[Records excerpted from a collection]
--------------------------------------------------

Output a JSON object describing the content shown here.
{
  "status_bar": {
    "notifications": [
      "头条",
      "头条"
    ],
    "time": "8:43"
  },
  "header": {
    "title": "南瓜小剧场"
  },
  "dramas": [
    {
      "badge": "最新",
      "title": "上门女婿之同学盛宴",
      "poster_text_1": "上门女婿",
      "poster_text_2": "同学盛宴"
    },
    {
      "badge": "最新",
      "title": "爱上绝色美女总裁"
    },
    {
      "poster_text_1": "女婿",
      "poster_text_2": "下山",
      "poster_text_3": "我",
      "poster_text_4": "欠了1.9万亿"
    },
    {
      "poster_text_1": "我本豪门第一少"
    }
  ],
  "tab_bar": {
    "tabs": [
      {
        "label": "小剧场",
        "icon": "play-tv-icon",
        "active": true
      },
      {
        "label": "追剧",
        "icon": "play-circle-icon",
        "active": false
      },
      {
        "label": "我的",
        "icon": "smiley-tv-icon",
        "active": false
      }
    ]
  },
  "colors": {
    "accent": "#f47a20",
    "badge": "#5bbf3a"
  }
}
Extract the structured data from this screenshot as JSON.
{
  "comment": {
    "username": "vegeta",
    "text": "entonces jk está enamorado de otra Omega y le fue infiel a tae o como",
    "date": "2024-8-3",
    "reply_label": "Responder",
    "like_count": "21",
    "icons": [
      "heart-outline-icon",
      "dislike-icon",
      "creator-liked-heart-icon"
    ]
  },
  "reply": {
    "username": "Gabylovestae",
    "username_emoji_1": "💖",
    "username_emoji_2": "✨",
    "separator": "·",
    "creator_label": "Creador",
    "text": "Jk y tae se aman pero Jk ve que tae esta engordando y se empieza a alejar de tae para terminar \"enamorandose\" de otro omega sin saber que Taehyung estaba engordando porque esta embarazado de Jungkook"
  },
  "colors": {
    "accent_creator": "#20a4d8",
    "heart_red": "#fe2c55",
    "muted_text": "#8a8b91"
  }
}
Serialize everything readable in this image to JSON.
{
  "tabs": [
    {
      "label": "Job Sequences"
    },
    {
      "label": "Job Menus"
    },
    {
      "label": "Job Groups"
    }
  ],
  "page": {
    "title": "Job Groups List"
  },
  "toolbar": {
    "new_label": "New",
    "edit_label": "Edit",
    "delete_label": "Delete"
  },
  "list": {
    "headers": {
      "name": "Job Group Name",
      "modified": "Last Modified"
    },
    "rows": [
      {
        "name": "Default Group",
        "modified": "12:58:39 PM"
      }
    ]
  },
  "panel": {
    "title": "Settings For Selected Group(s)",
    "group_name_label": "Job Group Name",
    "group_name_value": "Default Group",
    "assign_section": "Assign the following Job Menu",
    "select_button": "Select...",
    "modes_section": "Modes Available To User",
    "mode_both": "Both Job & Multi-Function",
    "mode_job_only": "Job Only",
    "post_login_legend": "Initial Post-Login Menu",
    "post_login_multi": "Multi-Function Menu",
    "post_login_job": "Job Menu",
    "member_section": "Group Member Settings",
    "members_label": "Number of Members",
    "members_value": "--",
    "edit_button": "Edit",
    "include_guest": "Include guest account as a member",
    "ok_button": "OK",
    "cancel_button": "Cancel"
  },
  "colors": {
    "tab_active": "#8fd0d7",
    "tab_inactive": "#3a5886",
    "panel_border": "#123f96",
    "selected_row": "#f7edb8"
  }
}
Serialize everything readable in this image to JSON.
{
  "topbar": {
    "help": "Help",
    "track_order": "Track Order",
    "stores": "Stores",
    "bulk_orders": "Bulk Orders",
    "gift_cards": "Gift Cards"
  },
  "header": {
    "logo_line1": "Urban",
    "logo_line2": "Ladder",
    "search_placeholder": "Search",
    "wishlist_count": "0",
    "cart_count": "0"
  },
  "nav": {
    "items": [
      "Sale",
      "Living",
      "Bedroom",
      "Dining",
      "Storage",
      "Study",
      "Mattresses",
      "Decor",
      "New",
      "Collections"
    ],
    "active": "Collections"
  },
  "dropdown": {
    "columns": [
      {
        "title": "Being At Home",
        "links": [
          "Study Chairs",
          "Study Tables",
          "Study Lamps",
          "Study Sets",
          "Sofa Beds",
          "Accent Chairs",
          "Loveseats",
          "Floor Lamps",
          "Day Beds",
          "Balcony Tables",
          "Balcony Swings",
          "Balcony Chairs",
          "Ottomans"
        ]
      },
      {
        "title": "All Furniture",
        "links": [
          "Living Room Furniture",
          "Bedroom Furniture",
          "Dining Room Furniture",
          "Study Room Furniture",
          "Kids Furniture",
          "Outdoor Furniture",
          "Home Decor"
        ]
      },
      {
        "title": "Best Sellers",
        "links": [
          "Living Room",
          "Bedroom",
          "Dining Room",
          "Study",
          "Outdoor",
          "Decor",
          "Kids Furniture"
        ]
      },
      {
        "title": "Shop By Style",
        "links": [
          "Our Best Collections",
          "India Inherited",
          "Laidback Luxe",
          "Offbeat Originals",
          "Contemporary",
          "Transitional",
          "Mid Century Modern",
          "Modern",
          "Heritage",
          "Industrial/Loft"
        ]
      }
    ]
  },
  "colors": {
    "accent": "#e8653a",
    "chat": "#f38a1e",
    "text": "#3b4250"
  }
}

--------------------------------------------------

Given instruction: Go through the records and copy each line with "Function" in it.

Answer to the exercise:
    "mode_both": "Both Job & Multi-Function",
    "post_login_multi": "Multi-Function Menu",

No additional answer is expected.